Identify the lines that contain the string "Иван", then copy each of them.

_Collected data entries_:
=====

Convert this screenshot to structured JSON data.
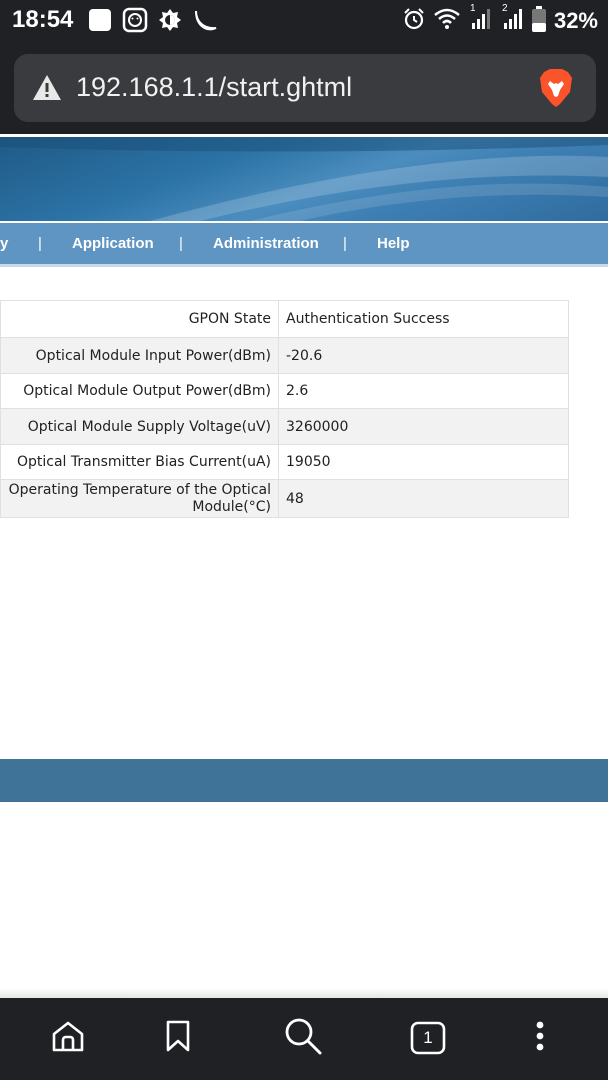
{
  "status_bar": {
    "time": "18:54",
    "battery_percent": "32%",
    "sim1_label": "1",
    "sim2_label": "2",
    "icons_left": [
      "notification-square-icon",
      "app-face-icon",
      "brightness-icon",
      "moon-icon"
    ],
    "icons_right": [
      "alarm-icon",
      "wifi-icon",
      "signal-sim1-icon",
      "signal-sim2-icon",
      "battery-icon"
    ]
  },
  "browser": {
    "url": "192.168.1.1/start.ghtml",
    "security_icon": "warning-triangle-icon",
    "browser_icon": "brave-lion-icon"
  },
  "nav": {
    "items": [
      {
        "label": "y"
      },
      {
        "label": "Application"
      },
      {
        "label": "Administration"
      },
      {
        "label": "Help"
      }
    ],
    "separator": "|"
  },
  "gpon_info": {
    "rows": [
      {
        "label": "GPON State",
        "value": "Authentication Success"
      },
      {
        "label": "Optical Module Input Power(dBm)",
        "value": "-20.6"
      },
      {
        "label": "Optical Module Output Power(dBm)",
        "value": "2.6"
      },
      {
        "label": "Optical Module Supply Voltage(uV)",
        "value": "3260000"
      },
      {
        "label": "Optical Transmitter Bias Current(uA)",
        "value": "19050"
      },
      {
        "label": "Operating Temperature of the Optical Module(°C)",
        "value": "48"
      }
    ]
  },
  "bottom_nav": {
    "tab_count": "1",
    "buttons": [
      "home-icon",
      "bookmark-icon",
      "search-icon",
      "tabs-icon",
      "more-menu-icon"
    ]
  },
  "colors": {
    "system_bar": "#202124",
    "url_box": "#3a3b3e",
    "nav_bar": "#5e95c3",
    "footer_band": "#3f7397",
    "brave_orange": "#fb542b"
  }
}
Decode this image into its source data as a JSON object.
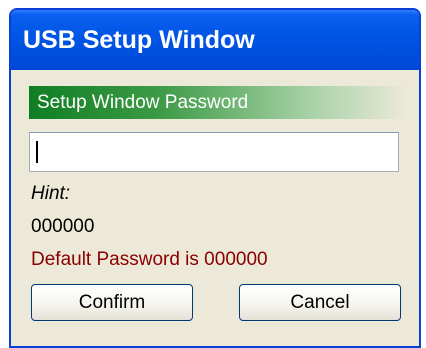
{
  "window": {
    "title": "USB Setup Window"
  },
  "section": {
    "header": "Setup Window Password"
  },
  "password_field": {
    "value": ""
  },
  "hint": {
    "label": "Hint:",
    "value": "000000",
    "default_password_text": "Default Password is 000000"
  },
  "buttons": {
    "confirm_label": "Confirm",
    "cancel_label": "Cancel"
  },
  "colors": {
    "titlebar": "#0055e5",
    "header_green": "#0f7e22",
    "default_password_text": "#8b0000",
    "client_background": "#ece9d8"
  }
}
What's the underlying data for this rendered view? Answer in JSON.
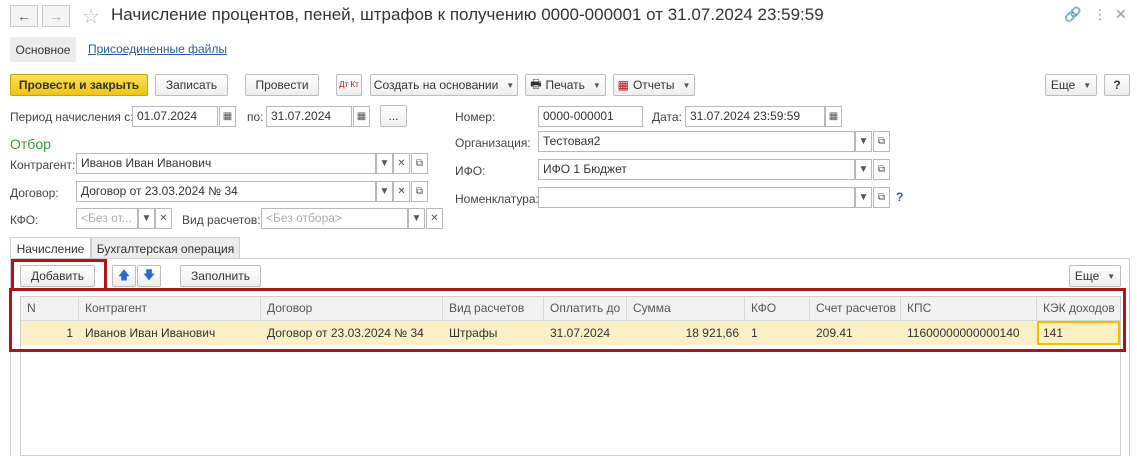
{
  "window": {
    "back_icon": "arrow-left",
    "forward_icon": "arrow-right",
    "title": "Начисление процентов, пеней, штрафов к получению 0000-000001 от 31.07.2024 23:59:59"
  },
  "top_tabs": {
    "main": "Основное",
    "attached": "Присоединенные файлы"
  },
  "toolbar": {
    "post_close": "Провести и закрыть",
    "save": "Записать",
    "post": "Провести",
    "dt_kt": "Дт Кт",
    "create_based": "Создать на основании",
    "print": "Печать",
    "reports": "Отчеты",
    "more": "Еще",
    "help": "?"
  },
  "form": {
    "period_from_label": "Период начисления с:",
    "period_from": "01.07.2024",
    "period_to_label": "по:",
    "period_to": "31.07.2024",
    "ellipsis": "...",
    "number_label": "Номер:",
    "number": "0000-000001",
    "date_label": "Дата:",
    "date": "31.07.2024 23:59:59",
    "filter_title": "Отбор",
    "counterparty_label": "Контрагент:",
    "counterparty": "Иванов Иван Иванович",
    "contract_label": "Договор:",
    "contract": "Договор от 23.03.2024 № 34",
    "kfo_label": "КФО:",
    "kfo_placeholder": "<Без от...",
    "calc_type_label": "Вид расчетов:",
    "calc_type_placeholder": "<Без отбора>",
    "org_label": "Организация:",
    "org": "Тестовая2",
    "ifo_label": "ИФО:",
    "ifo": "ИФО 1 Бюджет",
    "nomenclature_label": "Номенклатура:",
    "nomenclature": "",
    "help_mark": "?"
  },
  "inner_tabs": {
    "accrual": "Начисление",
    "accounting": "Бухгалтерская операция"
  },
  "table_toolbar": {
    "add": "Добавить",
    "fill": "Заполнить",
    "more": "Еще"
  },
  "table": {
    "headers": [
      "N",
      "Контрагент",
      "Договор",
      "Вид расчетов",
      "Оплатить до",
      "Сумма",
      "КФО",
      "Счет расчетов",
      "КПС",
      "КЭК доходов"
    ],
    "rows": [
      [
        "1",
        "Иванов Иван Иванович",
        "Договор от 23.03.2024 № 34",
        "Штрафы",
        "31.07.2024",
        "18 921,66",
        "1",
        "209.41",
        "11600000000000140",
        "141"
      ]
    ]
  },
  "colors": {
    "primary_button": "#f1c40f",
    "highlight": "#b01418",
    "selected_row": "#fbefc6",
    "filter_title": "#3b9a3b"
  }
}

=====

_OUTPUT OF THE TASK_:
    "counterparty": "Иванов Иван Иванович",
        "Иванов Иван Иванович",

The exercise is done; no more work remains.